# TASK INSTRUCTIONS:
Go through the data below and copy it exactly, skipping every picture.

[Source data]
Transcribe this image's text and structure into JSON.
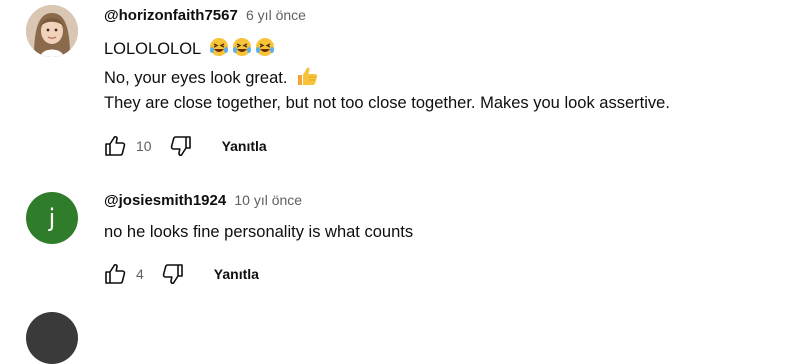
{
  "comments": [
    {
      "handle": "@horizonfaith7567",
      "time": "6 yıl önce",
      "lines": [
        "LOLOLOLOL",
        "No, your eyes look great.",
        "They are close together, but not too close together. Makes you look assertive."
      ],
      "likes": "10",
      "reply_label": "Yanıtla",
      "emoji_line1": "laughing-emoji x3",
      "emoji_line2": "thumbs-up-emoji"
    },
    {
      "avatar_letter": "j",
      "handle": "@josiesmith1924",
      "time": "10 yıl önce",
      "lines": [
        "no he looks fine personality is what counts"
      ],
      "likes": "4",
      "reply_label": "Yanıtla",
      "avatar_color": "#2f7d2a"
    }
  ]
}
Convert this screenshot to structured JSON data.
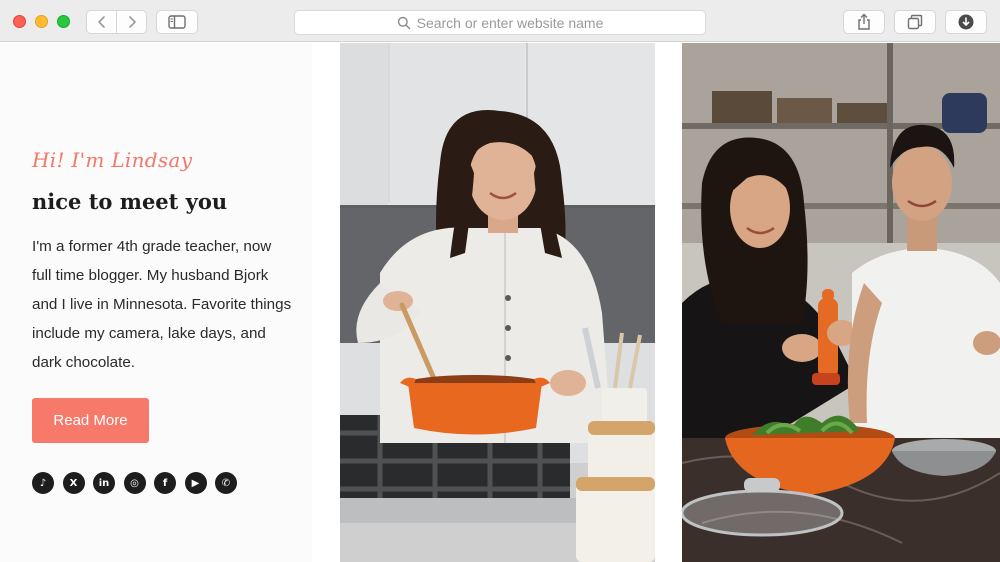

# FINAL RESULT:
Transcribe this image's text and structure into JSON.
{
  "comments": [
    {
      "handle": "@horizonfaith7567",
      "time": "6 yıl önce",
      "lines": [
        "LOLOLOLOL",
        "No, your eyes look great.",
        "They are close together, but not too close together. Makes you look assertive."
      ],
      "likes": "10",
      "reply_label": "Yanıtla",
      "emoji_line1": "laughing-emoji x3",
      "emoji_line2": "thumbs-up-emoji"
    },
    {
      "avatar_letter": "j",
      "handle": "@josiesmith1924",
      "time": "10 yıl önce",
      "lines": [
        "no he looks fine personality is what counts"
      ],
      "likes": "4",
      "reply_label": "Yanıtla",
      "avatar_color": "#2f7d2a"
    }
  ]
}
Convert this screenshot to structured JSON data.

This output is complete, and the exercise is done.